- **Tarea breve A**:
Por favor, reproduce sin cambios las entradas que aparecen más abajo, empezando por su primera línea y siguiendo hasta la línea con "484, 85, 501]", ambas incluidas.

Traducción de Adriana Martínez-Villalba
Con frecuencia soñaba que viviría mi vida rodeado de libros, pasando de uno a otro, sumergiéndome en algún diccionario, explorando una enciclopedia, buscando en índices y hojeando innumerables referencias cada día. Aquí una página que me cautivaba, allí un capítulo, o en cualquier lugar una cubierta o un final.
Entonces decidí crear una biblioteca personal en mi casa, una que pudiera servir de legado para mis hijos, mis vecinos o cualquiera en mi comunidad interesado en leer y escribir. Mi viaje empezó durante mis años universitarios, cuando comencé a coleccionar libros, particularmente literatura, a la vez que iniciaba mi camino como escritor. Hoy escribo profesionalmente y he publicado nueve libros que incluyen cuentos y novelas. Muchos de esos trabajos han sido traducidos a distintas lenguas y se han publicado en varias ediciones. Mi última novela, Ropas que sobrevivieron milagrosamente, publicada por el Instituto Árabe para la Investigación y la Edición, en Beirut, narra una masacre devastadora a través del cruce de dos mundos: la vida en un refugio y las memorias de un antiguo ministro de Cultura.
La biblioteca de mi casa continuó creciendo, como crecían las bibliotecas de otras casas y otras más a lo largo de la ciudad. La vida cultural florecía con cafés que se transformaban en espacios de la intelectualidad. Uno de ellos era el Cordoba Culture, un proyecto que emprendí hace ocho años como una plataforma para intelectuales y figuras literarias en Gaza. De la misma manera, la iniciativa cultural Shaghaf reunía académicos que sostenían reuniones en espacios como el Restaurante Palmera, el Café Cordoba, el Centro Masarat y La casa de la sabiduría. A veces teníamos la impresión de que Gaza se había convertido en un santuario, un vibrante centro para intelectuales que buscaban su identidad por medio del color y la palabra. Esto parecía especialmente evidente en el centro Shababeek de Arte Contemporáneo, un espacio cultural que organizaba exposiciones para artistas reconocidos y emergentes. Todos estos esfuerzos formaban parte de una misión más grande: crear un legado que afirmara una identidad que la ocupación israelí pretende borrar de la memoria colectiva del mundo. Aunque con seguridad, aquellos que pintan o escriben poesía no pueden ser borrados, ¿podrían borrarse aquellos que empuñaban un fusil para luchar?
Algunos años atrás, la ocupación acabó con la Biblioteca Nacional de Gaza. Arrasaron con sus edificios hasta los cimientos. Con su destrucción, el sueño de crear un repositorio para antiguas y nuevas obras palestinas desapareció. Ese lugar que una vez fue la promesa para preservar un rico patrimonio cultural se convirtió en poco más que una plataforma que exhibía banderas de partidos políticos y retratos de líderes. Pero esta devastación cultural no fue solo un incidente, sino que fue precedida por un asedio sistemático a los libros. Mientras los palestinos anticipábamos las restricciones que viviríamos en los alimentos, la gasolina y los viajes, pocos imaginaron que la ocupación también atacaría sus mentes.

- **Entradas proporcionadas**:
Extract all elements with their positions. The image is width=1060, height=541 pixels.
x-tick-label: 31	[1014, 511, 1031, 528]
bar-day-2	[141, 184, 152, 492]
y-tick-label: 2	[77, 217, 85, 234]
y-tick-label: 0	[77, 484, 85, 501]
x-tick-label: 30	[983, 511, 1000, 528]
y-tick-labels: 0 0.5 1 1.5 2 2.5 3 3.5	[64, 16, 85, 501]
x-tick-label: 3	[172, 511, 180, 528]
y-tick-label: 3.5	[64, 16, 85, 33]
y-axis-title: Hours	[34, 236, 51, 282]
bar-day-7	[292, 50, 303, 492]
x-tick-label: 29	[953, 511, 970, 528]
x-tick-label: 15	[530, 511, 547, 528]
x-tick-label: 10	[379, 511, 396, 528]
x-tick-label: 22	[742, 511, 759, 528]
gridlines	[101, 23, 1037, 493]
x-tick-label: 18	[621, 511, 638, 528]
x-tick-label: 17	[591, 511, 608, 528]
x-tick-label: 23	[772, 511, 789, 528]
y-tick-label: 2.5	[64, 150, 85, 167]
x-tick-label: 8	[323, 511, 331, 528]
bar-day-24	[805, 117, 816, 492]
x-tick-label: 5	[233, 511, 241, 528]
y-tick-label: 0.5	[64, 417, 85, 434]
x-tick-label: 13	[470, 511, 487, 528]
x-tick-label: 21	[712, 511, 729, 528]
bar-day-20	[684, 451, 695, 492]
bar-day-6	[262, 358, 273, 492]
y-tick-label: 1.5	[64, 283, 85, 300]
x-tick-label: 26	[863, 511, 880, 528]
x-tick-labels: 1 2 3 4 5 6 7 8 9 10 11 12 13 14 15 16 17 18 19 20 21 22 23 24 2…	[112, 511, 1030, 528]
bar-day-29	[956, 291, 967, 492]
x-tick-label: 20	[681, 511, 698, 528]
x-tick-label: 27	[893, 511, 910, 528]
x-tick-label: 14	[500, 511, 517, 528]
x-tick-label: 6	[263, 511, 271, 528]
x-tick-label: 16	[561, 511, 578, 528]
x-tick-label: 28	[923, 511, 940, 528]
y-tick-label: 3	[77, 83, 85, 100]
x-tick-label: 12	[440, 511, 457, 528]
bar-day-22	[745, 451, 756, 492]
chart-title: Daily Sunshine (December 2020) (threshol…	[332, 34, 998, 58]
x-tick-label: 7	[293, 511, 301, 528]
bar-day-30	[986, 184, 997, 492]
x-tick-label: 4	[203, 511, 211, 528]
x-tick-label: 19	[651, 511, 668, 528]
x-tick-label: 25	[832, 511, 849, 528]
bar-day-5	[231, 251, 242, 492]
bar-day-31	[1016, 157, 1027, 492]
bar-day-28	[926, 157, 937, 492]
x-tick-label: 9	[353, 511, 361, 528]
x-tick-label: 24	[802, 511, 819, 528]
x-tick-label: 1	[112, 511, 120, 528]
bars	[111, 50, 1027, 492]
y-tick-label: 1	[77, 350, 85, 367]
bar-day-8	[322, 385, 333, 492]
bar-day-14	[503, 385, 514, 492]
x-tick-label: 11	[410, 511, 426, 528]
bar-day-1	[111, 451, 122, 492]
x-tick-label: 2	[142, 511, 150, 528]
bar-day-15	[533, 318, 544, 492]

- **Tarea breve B**:
Prosigue el texto sobre los libros y la vida cultural en Gaza a partir de su última oración.

- **Respuesta del ejercicio A**:
Extract all elements with their positions. The image is width=1060, height=541 pixels.
x-tick-label: 31	[1014, 511, 1031, 528]
bar-day-2	[141, 184, 152, 492]
y-tick-label: 2	[77, 217, 85, 234]
y-tick-label: 0	[77, 484, 85, 501]

- **Respuesta del ejercicio B**:
Encerraron los libros, prohibieron su circulación y bloquearon su entrada al territorio.
El silencio global frente al derecho de los palestinos a leer —una libertad que el resto del mundo disfruta— solo parecía hacer más profundo nuestro duelo. Las bibliotecas, despojadas de sus colecciones vitales, luchaban por reemplazar los títulos que habían perdido. La adquisición de nuevos títulos, en un intento por ofrecer acceso al conocimiento más actualizado, así como a las obras literarias más recientes, se transformó en una dependencia desesperada del internet y unos pocos y modestos esfuerzos por imprimir, que apenas lograban mantener el acceso al conocimiento y a las expresiones literarias.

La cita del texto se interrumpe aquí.